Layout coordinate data
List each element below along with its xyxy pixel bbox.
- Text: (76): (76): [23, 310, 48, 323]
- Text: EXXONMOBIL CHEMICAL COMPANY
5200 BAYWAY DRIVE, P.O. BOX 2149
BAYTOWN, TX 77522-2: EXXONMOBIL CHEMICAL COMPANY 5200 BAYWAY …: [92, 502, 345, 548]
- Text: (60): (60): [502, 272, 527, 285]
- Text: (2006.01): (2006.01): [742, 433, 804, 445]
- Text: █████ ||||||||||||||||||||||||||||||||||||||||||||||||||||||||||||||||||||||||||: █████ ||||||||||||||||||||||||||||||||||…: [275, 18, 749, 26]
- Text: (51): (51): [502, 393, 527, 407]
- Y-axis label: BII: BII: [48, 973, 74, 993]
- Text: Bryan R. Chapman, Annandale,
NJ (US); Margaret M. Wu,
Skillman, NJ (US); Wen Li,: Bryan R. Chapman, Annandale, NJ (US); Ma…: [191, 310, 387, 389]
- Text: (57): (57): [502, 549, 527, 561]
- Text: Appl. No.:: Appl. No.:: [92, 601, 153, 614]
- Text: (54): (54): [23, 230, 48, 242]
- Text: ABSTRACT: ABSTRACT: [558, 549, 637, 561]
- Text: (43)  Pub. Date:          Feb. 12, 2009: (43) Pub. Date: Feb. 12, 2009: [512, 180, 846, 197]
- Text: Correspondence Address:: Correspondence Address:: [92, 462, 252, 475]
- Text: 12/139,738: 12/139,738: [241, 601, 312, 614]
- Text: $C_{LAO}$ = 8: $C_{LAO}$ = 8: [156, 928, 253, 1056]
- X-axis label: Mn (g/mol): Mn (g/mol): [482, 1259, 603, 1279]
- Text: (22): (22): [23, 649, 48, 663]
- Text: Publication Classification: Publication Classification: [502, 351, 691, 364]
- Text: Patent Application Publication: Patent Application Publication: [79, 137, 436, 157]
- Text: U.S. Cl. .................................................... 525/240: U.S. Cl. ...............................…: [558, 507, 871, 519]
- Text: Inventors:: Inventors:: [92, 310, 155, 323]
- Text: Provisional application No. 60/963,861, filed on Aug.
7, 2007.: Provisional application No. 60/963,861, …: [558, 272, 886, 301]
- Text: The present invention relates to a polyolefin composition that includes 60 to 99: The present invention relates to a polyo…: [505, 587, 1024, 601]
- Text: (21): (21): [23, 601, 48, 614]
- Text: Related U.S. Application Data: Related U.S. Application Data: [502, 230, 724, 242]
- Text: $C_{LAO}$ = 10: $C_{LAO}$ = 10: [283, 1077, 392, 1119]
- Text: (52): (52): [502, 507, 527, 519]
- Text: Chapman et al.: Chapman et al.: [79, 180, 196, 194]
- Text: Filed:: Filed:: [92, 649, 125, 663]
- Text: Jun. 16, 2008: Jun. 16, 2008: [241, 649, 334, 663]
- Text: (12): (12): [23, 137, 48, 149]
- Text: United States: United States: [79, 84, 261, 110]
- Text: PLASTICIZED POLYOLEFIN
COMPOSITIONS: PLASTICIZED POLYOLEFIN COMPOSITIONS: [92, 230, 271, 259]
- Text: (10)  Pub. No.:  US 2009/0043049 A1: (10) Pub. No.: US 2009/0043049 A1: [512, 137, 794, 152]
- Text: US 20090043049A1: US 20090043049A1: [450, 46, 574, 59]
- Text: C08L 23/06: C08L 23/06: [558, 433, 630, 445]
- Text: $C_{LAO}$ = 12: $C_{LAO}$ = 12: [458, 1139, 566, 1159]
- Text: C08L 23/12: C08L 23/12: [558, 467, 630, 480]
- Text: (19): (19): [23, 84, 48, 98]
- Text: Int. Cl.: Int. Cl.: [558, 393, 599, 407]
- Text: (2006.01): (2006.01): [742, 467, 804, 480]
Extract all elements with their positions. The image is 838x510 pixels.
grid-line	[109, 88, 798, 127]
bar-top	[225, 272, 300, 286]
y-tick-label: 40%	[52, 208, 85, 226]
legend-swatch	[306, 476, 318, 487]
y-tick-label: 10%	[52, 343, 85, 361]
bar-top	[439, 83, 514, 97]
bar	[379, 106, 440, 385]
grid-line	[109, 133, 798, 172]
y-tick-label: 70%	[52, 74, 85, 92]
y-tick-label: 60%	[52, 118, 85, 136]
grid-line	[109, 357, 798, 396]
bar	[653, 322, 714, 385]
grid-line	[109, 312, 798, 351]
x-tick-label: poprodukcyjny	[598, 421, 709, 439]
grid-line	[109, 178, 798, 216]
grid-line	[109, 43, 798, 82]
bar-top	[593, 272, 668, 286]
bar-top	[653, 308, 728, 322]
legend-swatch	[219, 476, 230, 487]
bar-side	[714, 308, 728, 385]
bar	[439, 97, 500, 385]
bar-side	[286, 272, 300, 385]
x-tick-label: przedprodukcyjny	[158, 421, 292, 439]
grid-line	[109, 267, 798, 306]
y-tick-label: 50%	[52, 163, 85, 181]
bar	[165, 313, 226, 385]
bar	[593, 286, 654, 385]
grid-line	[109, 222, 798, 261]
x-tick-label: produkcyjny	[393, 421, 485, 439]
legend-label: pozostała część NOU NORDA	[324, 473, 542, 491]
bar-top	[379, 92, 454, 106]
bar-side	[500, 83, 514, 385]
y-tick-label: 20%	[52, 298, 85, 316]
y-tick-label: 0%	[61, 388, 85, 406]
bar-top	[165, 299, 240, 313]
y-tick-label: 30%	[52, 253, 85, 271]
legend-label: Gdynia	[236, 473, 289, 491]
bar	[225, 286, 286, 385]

What you should do - Print every line of the records above verbatim, changing nothing.

Full output -
List each element below along with its xyxy pixel bbox.
- Text: (76): (76): [23, 310, 48, 323]
- Text: EXXONMOBIL CHEMICAL COMPANY
5200 BAYWAY DRIVE, P.O. BOX 2149
BAYTOWN, TX 77522-2: EXXONMOBIL CHEMICAL COMPANY 5200 BAYWAY …: [92, 502, 345, 548]
- Text: (60): (60): [502, 272, 527, 285]
- Text: (2006.01): (2006.01): [742, 433, 804, 445]
- Text: █████ ||||||||||||||||||||||||||||||||||||||||||||||||||||||||||||||||||||||||||: █████ ||||||||||||||||||||||||||||||||||…: [275, 18, 749, 26]
- Text: (51): (51): [502, 393, 527, 407]
- Y-axis label: BII: BII: [48, 973, 74, 993]
- Text: Bryan R. Chapman, Annandale,
NJ (US); Margaret M. Wu,
Skillman, NJ (US); Wen Li,: Bryan R. Chapman, Annandale, NJ (US); Ma…: [191, 310, 387, 389]
- Text: (57): (57): [502, 549, 527, 561]
- Text: Appl. No.:: Appl. No.:: [92, 601, 153, 614]
- Text: (54): (54): [23, 230, 48, 242]
- Text: ABSTRACT: ABSTRACT: [558, 549, 637, 561]
- Text: (43)  Pub. Date:          Feb. 12, 2009: (43) Pub. Date: Feb. 12, 2009: [512, 180, 846, 197]
- Text: Correspondence Address:: Correspondence Address:: [92, 462, 252, 475]
- Text: 12/139,738: 12/139,738: [241, 601, 312, 614]
- Text: $C_{LAO}$ = 8: $C_{LAO}$ = 8: [156, 928, 253, 1056]
- X-axis label: Mn (g/mol): Mn (g/mol): [482, 1259, 603, 1279]
- Text: (22): (22): [23, 649, 48, 663]
- Text: Publication Classification: Publication Classification: [502, 351, 691, 364]
- Text: Patent Application Publication: Patent Application Publication: [79, 137, 436, 157]
- Text: U.S. Cl. .................................................... 525/240: U.S. Cl. ...............................…: [558, 507, 871, 519]
- Text: Inventors:: Inventors:: [92, 310, 155, 323]
- Text: Provisional application No. 60/963,861, filed on Aug.
7, 2007.: Provisional application No. 60/963,861, …: [558, 272, 886, 301]
- Text: The present invention relates to a polyolefin composition that includes 60 to 99: The present invention relates to a polyo…: [505, 587, 1024, 601]
- Text: (21): (21): [23, 601, 48, 614]
- Text: Related U.S. Application Data: Related U.S. Application Data: [502, 230, 724, 242]
- Text: $C_{LAO}$ = 10: $C_{LAO}$ = 10: [283, 1077, 392, 1119]
- Text: (52): (52): [502, 507, 527, 519]
- Text: Chapman et al.: Chapman et al.: [79, 180, 196, 194]
- Text: Filed:: Filed:: [92, 649, 125, 663]
- Text: Jun. 16, 2008: Jun. 16, 2008: [241, 649, 334, 663]
- Text: (12): (12): [23, 137, 48, 149]
- Text: United States: United States: [79, 84, 261, 110]
- Text: PLASTICIZED POLYOLEFIN
COMPOSITIONS: PLASTICIZED POLYOLEFIN COMPOSITIONS: [92, 230, 271, 259]
- Text: (10)  Pub. No.:  US 2009/0043049 A1: (10) Pub. No.: US 2009/0043049 A1: [512, 137, 794, 152]
- Text: US 20090043049A1: US 20090043049A1: [450, 46, 574, 59]
- Text: C08L 23/06: C08L 23/06: [558, 433, 630, 445]
- Text: $C_{LAO}$ = 12: $C_{LAO}$ = 12: [458, 1139, 566, 1159]
- Text: C08L 23/12: C08L 23/12: [558, 467, 630, 480]
- Text: (19): (19): [23, 84, 48, 98]
- Text: Int. Cl.: Int. Cl.: [558, 393, 599, 407]
- Text: (2006.01): (2006.01): [742, 467, 804, 480]
Extract all elements with their positions. The image is 838x510 pixels.
grid-line	[109, 88, 798, 127]
bar-top	[225, 272, 300, 286]
y-tick-label: 40%	[52, 208, 85, 226]
legend-swatch	[306, 476, 318, 487]
y-tick-label: 10%	[52, 343, 85, 361]
bar-top	[439, 83, 514, 97]
bar	[379, 106, 440, 385]
grid-line	[109, 133, 798, 172]
y-tick-label: 70%	[52, 74, 85, 92]
y-tick-label: 60%	[52, 118, 85, 136]
grid-line	[109, 357, 798, 396]
bar	[653, 322, 714, 385]
grid-line	[109, 312, 798, 351]
x-tick-label: poprodukcyjny	[598, 421, 709, 439]
grid-line	[109, 178, 798, 216]
grid-line	[109, 43, 798, 82]
bar-top	[593, 272, 668, 286]
bar-top	[653, 308, 728, 322]
legend-swatch	[219, 476, 230, 487]
bar-side	[714, 308, 728, 385]
bar	[439, 97, 500, 385]
bar-side	[286, 272, 300, 385]
x-tick-label: przedprodukcyjny	[158, 421, 292, 439]
grid-line	[109, 267, 798, 306]
y-tick-label: 50%	[52, 163, 85, 181]
bar	[165, 313, 226, 385]
bar	[593, 286, 654, 385]
grid-line	[109, 222, 798, 261]
x-tick-label: produkcyjny	[393, 421, 485, 439]
legend-label: pozostała część NOU NORDA	[324, 473, 542, 491]
bar-top	[379, 92, 454, 106]
bar-side	[500, 83, 514, 385]
y-tick-label: 20%	[52, 298, 85, 316]
y-tick-label: 0%	[61, 388, 85, 406]
bar-top	[165, 299, 240, 313]
y-tick-label: 30%	[52, 253, 85, 271]
legend-label: Gdynia	[236, 473, 289, 491]
bar	[225, 286, 286, 385]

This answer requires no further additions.